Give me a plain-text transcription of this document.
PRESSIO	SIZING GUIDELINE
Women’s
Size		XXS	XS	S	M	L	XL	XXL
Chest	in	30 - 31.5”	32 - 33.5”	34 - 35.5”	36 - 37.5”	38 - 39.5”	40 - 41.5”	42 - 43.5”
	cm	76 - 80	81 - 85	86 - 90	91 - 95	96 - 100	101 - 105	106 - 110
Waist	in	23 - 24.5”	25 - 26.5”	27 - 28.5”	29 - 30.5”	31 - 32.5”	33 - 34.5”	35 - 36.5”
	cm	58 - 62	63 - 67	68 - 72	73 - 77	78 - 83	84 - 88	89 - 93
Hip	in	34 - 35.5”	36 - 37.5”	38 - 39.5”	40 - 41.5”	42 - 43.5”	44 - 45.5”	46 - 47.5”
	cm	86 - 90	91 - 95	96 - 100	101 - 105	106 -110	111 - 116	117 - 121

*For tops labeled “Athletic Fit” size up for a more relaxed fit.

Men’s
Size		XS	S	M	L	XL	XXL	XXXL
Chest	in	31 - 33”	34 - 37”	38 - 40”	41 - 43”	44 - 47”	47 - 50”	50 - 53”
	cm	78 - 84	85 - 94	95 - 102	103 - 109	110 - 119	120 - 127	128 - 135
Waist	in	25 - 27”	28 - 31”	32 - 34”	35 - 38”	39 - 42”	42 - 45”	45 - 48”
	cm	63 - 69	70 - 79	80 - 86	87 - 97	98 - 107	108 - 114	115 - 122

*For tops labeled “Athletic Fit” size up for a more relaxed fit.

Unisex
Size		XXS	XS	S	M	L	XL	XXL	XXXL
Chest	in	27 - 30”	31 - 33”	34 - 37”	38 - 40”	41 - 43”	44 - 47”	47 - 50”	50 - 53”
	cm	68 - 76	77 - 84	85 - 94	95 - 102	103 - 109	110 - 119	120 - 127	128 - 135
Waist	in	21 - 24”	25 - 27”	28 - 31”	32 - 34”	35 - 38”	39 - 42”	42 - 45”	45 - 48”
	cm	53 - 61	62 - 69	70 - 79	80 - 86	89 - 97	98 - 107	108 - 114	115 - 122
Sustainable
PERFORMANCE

-----

#### PROBLEM DESCRIPTION:
The whole listing above needs to be written out again exactly.

#### SOLVED PROBLEM:
Give me a plain-text transcription of this document.
PRESSIO	SIZING GUIDELINE
Women’s
Size		XXS	XS	S	M	L	XL	XXL
Chest	in	30 - 31.5”	32 - 33.5”	34 - 35.5”	36 - 37.5”	38 - 39.5”	40 - 41.5”	42 - 43.5”
	cm	76 - 80	81 - 85	86 - 90	91 - 95	96 - 100	101 - 105	106 - 110
Waist	in	23 - 24.5”	25 - 26.5”	27 - 28.5”	29 - 30.5”	31 - 32.5”	33 - 34.5”	35 - 36.5”
	cm	58 - 62	63 - 67	68 - 72	73 - 77	78 - 83	84 - 88	89 - 93
Hip	in	34 - 35.5”	36 - 37.5”	38 - 39.5”	40 - 41.5”	42 - 43.5”	44 - 45.5”	46 - 47.5”
	cm	86 - 90	91 - 95	96 - 100	101 - 105	106 -110	111 - 116	117 - 121

*For tops labeled “Athletic Fit” size up for a more relaxed fit.

Men’s
Size		XS	S	M	L	XL	XXL	XXXL
Chest	in	31 - 33”	34 - 37”	38 - 40”	41 - 43”	44 - 47”	47 - 50”	50 - 53”
	cm	78 - 84	85 - 94	95 - 102	103 - 109	110 - 119	120 - 127	128 - 135
Waist	in	25 - 27”	28 - 31”	32 - 34”	35 - 38”	39 - 42”	42 - 45”	45 - 48”
	cm	63 - 69	70 - 79	80 - 86	87 - 97	98 - 107	108 - 114	115 - 122

*For tops labeled “Athletic Fit” size up for a more relaxed fit.

Unisex
Size		XXS	XS	S	M	L	XL	XXL	XXXL
Chest	in	27 - 30”	31 - 33”	34 - 37”	38 - 40”	41 - 43”	44 - 47”	47 - 50”	50 - 53”
	cm	68 - 76	77 - 84	85 - 94	95 - 102	103 - 109	110 - 119	120 - 127	128 - 135
Waist	in	21 - 24”	25 - 27”	28 - 31”	32 - 34”	35 - 38”	39 - 42”	42 - 45”	45 - 48”
	cm	53 - 61	62 - 69	70 - 79	80 - 86	89 - 97	98 - 107	108 - 114	115 - 122
Sustainable
PERFORMANCE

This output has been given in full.